--- Begin ---

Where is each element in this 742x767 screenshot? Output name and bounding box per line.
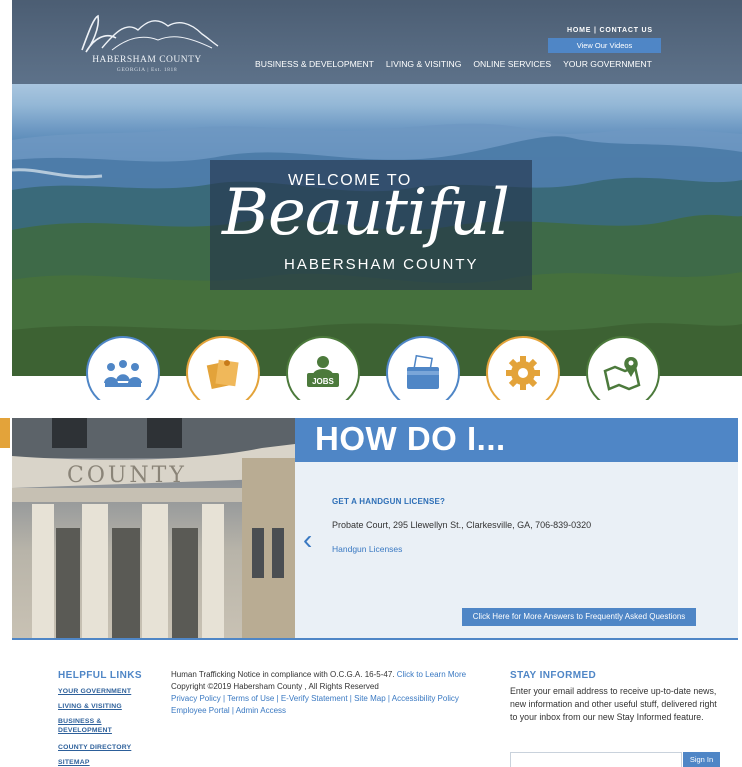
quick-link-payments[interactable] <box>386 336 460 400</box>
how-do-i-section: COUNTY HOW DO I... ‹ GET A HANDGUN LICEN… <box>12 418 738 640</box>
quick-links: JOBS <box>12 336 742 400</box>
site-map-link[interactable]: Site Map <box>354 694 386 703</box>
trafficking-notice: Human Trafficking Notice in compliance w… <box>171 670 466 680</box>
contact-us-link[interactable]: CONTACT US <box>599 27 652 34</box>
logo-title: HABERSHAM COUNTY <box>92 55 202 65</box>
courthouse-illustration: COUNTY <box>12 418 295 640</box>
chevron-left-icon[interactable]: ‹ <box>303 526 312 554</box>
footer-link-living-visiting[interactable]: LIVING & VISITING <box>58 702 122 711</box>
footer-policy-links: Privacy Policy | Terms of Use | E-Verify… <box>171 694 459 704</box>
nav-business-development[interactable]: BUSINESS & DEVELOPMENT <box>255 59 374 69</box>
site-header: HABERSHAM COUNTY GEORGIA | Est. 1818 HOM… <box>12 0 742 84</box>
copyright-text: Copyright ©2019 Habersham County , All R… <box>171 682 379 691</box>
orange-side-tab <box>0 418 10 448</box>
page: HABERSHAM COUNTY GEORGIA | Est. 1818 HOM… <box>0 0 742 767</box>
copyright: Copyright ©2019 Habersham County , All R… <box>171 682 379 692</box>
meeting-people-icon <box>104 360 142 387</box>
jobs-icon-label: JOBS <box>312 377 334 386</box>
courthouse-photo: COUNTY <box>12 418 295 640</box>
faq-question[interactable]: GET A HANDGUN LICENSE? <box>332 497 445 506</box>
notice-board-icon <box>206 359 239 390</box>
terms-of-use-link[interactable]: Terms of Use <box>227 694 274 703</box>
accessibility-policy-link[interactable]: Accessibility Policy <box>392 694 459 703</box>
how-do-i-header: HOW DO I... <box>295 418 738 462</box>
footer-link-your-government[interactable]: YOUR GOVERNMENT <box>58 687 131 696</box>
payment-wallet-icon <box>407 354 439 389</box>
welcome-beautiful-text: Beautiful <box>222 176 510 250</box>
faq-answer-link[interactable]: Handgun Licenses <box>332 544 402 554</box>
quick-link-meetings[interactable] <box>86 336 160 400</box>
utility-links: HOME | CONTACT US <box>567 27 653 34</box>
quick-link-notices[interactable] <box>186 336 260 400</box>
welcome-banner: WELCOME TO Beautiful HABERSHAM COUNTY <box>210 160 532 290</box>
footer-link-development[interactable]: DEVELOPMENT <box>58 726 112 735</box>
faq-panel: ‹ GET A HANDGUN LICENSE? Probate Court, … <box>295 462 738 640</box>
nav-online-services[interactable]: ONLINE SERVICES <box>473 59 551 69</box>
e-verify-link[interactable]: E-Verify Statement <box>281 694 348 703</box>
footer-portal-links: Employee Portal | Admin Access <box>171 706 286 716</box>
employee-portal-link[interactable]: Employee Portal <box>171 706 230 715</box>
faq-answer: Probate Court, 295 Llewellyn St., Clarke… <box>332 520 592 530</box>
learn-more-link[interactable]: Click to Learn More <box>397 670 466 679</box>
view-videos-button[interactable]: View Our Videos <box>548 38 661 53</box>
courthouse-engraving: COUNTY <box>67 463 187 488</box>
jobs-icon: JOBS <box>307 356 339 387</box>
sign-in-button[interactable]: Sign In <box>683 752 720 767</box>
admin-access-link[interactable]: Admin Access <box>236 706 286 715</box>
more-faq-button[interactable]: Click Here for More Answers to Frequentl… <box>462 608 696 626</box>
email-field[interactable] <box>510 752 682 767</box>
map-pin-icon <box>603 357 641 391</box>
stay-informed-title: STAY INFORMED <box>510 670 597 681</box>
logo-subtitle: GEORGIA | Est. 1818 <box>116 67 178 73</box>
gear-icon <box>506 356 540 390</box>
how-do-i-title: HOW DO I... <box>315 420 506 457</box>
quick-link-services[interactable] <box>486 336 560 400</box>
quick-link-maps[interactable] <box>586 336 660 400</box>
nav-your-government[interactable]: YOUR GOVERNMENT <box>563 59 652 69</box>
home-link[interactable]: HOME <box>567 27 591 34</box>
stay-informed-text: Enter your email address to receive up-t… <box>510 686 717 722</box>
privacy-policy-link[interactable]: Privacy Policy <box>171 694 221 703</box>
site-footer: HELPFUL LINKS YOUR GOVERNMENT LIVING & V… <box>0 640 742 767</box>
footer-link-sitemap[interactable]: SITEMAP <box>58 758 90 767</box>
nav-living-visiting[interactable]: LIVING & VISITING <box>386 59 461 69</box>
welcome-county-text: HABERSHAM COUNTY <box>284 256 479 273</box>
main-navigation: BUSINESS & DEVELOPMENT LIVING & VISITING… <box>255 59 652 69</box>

--- End ---

■ **Work to be completed**: Convert every entry above into a JSON list of strings with one string per line. Omit blank lines and leave the pictures out.

■ **Exercise output**:
[
  "Where is each element in this 742x767 screenshot? Output name and bounding box per line.",
  "quick-link-payments[interactable] <box>386 336 460 400</box>",
  "how-do-i-section: COUNTY HOW DO I... ‹ GET A HANDGUN LICEN… <box>12 418 738 640</box>",
  "quick-links: JOBS <box>12 336 742 400</box>",
  "site-map-link[interactable]: Site Map <box>354 694 386 703</box>",
  "trafficking-notice: Human Trafficking Notice in compliance w… <box>171 670 466 680</box>",
  "contact-us-link[interactable]: CONTACT US <box>599 27 652 34</box>",
  "logo-title: HABERSHAM COUNTY <box>92 55 202 65</box>",
  "courthouse-illustration: COUNTY <box>12 418 295 640</box>",
  "chevron-left-icon[interactable]: ‹ <box>303 526 312 554</box>",
  "footer-link-living-visiting[interactable]: LIVING & VISITING <box>58 702 122 711</box>",
  "footer-policy-links: Privacy Policy | Terms of Use | E-Verify… <box>171 694 459 704</box>",
  "nav-business-development[interactable]: BUSINESS & DEVELOPMENT <box>255 59 374 69</box>",
  "site-header: HABERSHAM COUNTY GEORGIA | Est. 1818 HOM… <box>12 0 742 84</box>",
  "copyright-text: Copyright ©2019 Habersham County , All R… <box>171 682 379 691</box>",
  "orange-side-tab <box>0 418 10 448</box>",
  "page: HABERSHAM COUNTY GEORGIA | Est. 1818 HOM… <box>0 0 742 767</box>",
  "copyright: Copyright ©2019 Habersham County , All R… <box>171 682 379 692</box>",
  "meeting-people-icon <box>104 360 142 387</box>",
  "jobs-icon-label: JOBS <box>312 377 334 386</box>",
  "courthouse-photo: COUNTY <box>12 418 295 640</box>",
  "faq-question[interactable]: GET A HANDGUN LICENSE? <box>332 497 445 506</box>",
  "notice-board-icon <box>206 359 239 390</box>",
  "terms-of-use-link[interactable]: Terms of Use <box>227 694 274 703</box>",
  "accessibility-policy-link[interactable]: Accessibility Policy <box>392 694 459 703</box>",
  "how-do-i-header: HOW DO I... <box>295 418 738 462</box>",
  "footer-link-your-government[interactable]: YOUR GOVERNMENT <box>58 687 131 696</box>",
  "payment-wallet-icon <box>407 354 439 389</box>",
  "welcome-beautiful-text: Beautiful <box>222 176 510 250</box>",
  "faq-answer-link[interactable]: Handgun Licenses <box>332 544 402 554</box>",
  "quick-link-meetings[interactable] <box>86 336 160 400</box>",
  "utility-links: HOME | CONTACT US <box>567 27 653 34</box>",
  "quick-link-notices[interactable] <box>186 336 260 400</box>",
  "welcome-banner: WELCOME TO Beautiful HABERSHAM COUNTY <box>210 160 532 290</box>",
  "footer-link-development[interactable]: DEVELOPMENT <box>58 726 112 735</box>",
  "faq-panel: ‹ GET A HANDGUN LICENSE? Probate Court, … <box>295 462 738 640</box>",
  "nav-online-services[interactable]: ONLINE SERVICES <box>473 59 551 69</box>",
  "e-verify-link[interactable]: E-Verify Statement <box>281 694 348 703</box>",
  "footer-portal-links: Employee Portal | Admin Access <box>171 706 286 716</box>",
  "employee-portal-link[interactable]: Employee Portal <box>171 706 230 715</box>",
  "faq-answer: Probate Court, 295 Llewellyn St., Clarke… <box>332 520 592 530</box>",
  "learn-more-link[interactable]: Click to Learn More <box>397 670 466 679</box>",
  "view-videos-button[interactable]: View Our Videos <box>548 38 661 53</box>",
  "courthouse-engraving: COUNTY <box>67 463 187 488</box>",
  "jobs-icon: JOBS <box>307 356 339 387</box>",
  "sign-in-button[interactable]: Sign In <box>683 752 720 767</box>",
  "admin-access-link[interactable]: Admin Access <box>236 706 286 715</box>",
  "more-faq-button[interactable]: Click Here for More Answers to Frequentl… <box>462 608 696 626</box>",
  "email-field[interactable] <box>510 752 682 767</box>",
  "map-pin-icon <box>603 357 641 391</box>",
  "stay-informed-title: STAY INFORMED <box>510 670 597 681</box>",
  "logo-subtitle: GEORGIA | Est. 1818 <box>116 67 178 73</box>",
  "gear-icon <box>506 356 540 390</box>",
  "how-do-i-title: HOW DO I... <box>315 420 506 457</box>",
  "quick-link-services[interactable] <box>486 336 560 400</box>",
  "quick-link-maps[interactable] <box>586 336 660 400</box>",
  "nav-your-government[interactable]: YOUR GOVERNMENT <box>563 59 652 69</box>",
  "home-link[interactable]: HOME <box>567 27 591 34</box>",
  "stay-informed-text: Enter your email address to receive up-t… <box>510 686 717 722</box>",
  "privacy-policy-link[interactable]: Privacy Policy <box>171 694 221 703</box>",
  "site-footer: HELPFUL LINKS YOUR GOVERNMENT LIVING & V… <box>0 640 742 767</box>",
  "footer-link-sitemap[interactable]: SITEMAP <box>58 758 90 767</box>",
  "nav-living-visiting[interactable]: LIVING & VISITING <box>386 59 461 69</box>",
  "welcome-county-text: HABERSHAM COUNTY <box>284 256 479 273</box>",
  "main-navigation: BUSINESS & DEVELOPMENT LIVING & VISITING… <box>255 59 652 69</box>"
]